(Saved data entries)
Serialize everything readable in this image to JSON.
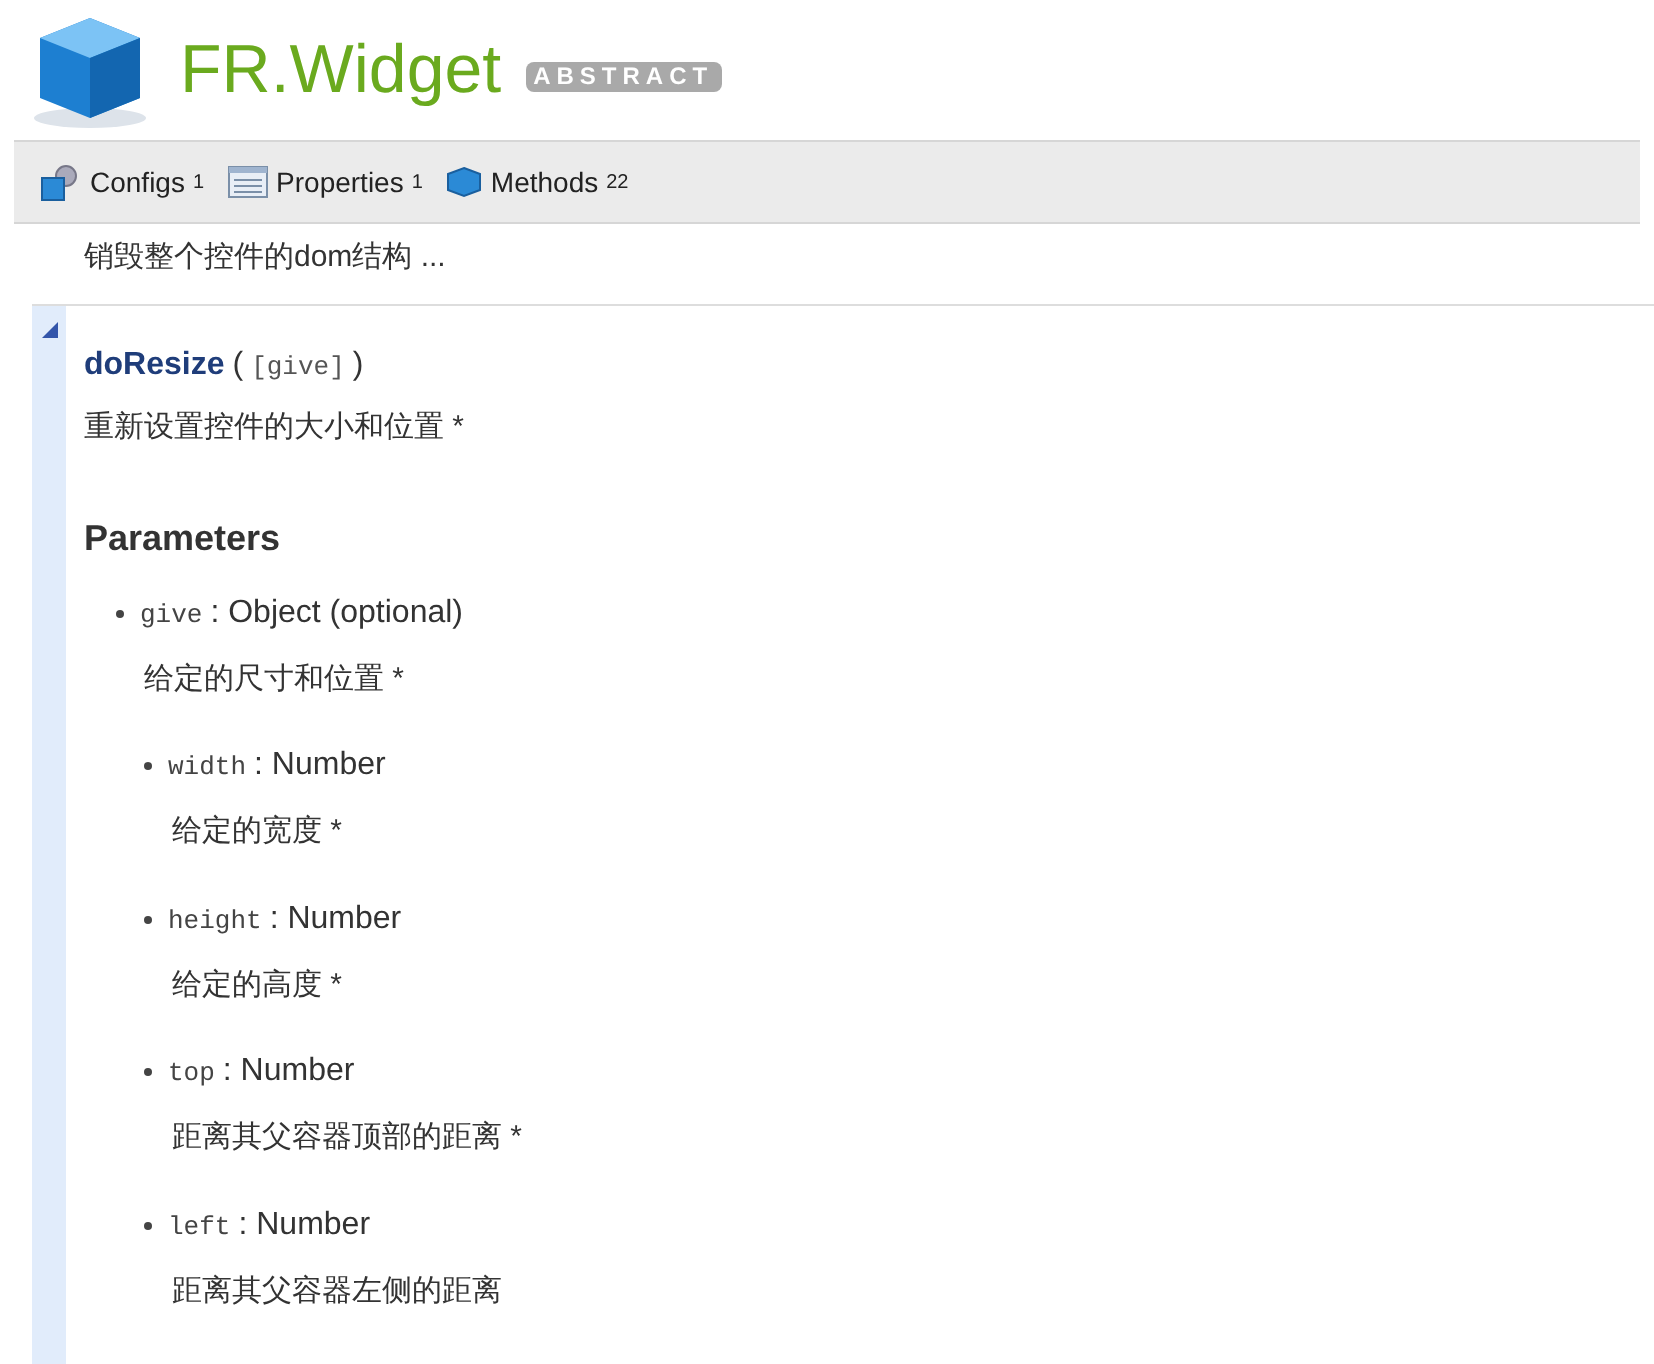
{
  "header": {
    "title": "FR.Widget",
    "badge": "ABSTRACT"
  },
  "toolbar": [
    {
      "kind": "configs",
      "label": "Configs",
      "count": "1"
    },
    {
      "kind": "properties",
      "label": "Properties",
      "count": "1"
    },
    {
      "kind": "methods",
      "label": "Methods",
      "count": "22"
    }
  ],
  "previous_summary": "销毁整个控件的dom结构 ...",
  "method": {
    "expanded": true,
    "name": "doResize",
    "signature_open": "(",
    "args": "[give]",
    "signature_close": ")",
    "description": "重新设置控件的大小和位置 *",
    "parameters_heading": "Parameters",
    "parameters": [
      {
        "name": "give",
        "type": ": Object (optional)",
        "description": "给定的尺寸和位置 *",
        "children": [
          {
            "name": "width",
            "type": ": Number",
            "description": "给定的宽度 *"
          },
          {
            "name": "height",
            "type": ": Number",
            "description": "给定的高度 *"
          },
          {
            "name": "top",
            "type": ": Number",
            "description": "距离其父容器顶部的距离 *"
          },
          {
            "name": "left",
            "type": ": Number",
            "description": "距离其父容器左侧的距离"
          }
        ]
      }
    ]
  }
}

## SHORT PROBLEM
Quote each entry above verbatim and drop the pictures.

## ANSWER FOR THIS EXERCISE
Serialize everything readable in this image to JSON.
{
  "header": {
    "title": "FR.Widget",
    "badge": "ABSTRACT"
  },
  "toolbar": [
    {
      "kind": "configs",
      "label": "Configs",
      "count": "1"
    },
    {
      "kind": "properties",
      "label": "Properties",
      "count": "1"
    },
    {
      "kind": "methods",
      "label": "Methods",
      "count": "22"
    }
  ],
  "previous_summary": "销毁整个控件的dom结构 ...",
  "method": {
    "expanded": true,
    "name": "doResize",
    "signature_open": "(",
    "args": "[give]",
    "signature_close": ")",
    "description": "重新设置控件的大小和位置 *",
    "parameters_heading": "Parameters",
    "parameters": [
      {
        "name": "give",
        "type": ": Object (optional)",
        "description": "给定的尺寸和位置 *",
        "children": [
          {
            "name": "width",
            "type": ": Number",
            "description": "给定的宽度 *"
          },
          {
            "name": "height",
            "type": ": Number",
            "description": "给定的高度 *"
          },
          {
            "name": "top",
            "type": ": Number",
            "description": "距离其父容器顶部的距离 *"
          },
          {
            "name": "left",
            "type": ": Number",
            "description": "距离其父容器左侧的距离"
          }
        ]
      }
    ]
  }
}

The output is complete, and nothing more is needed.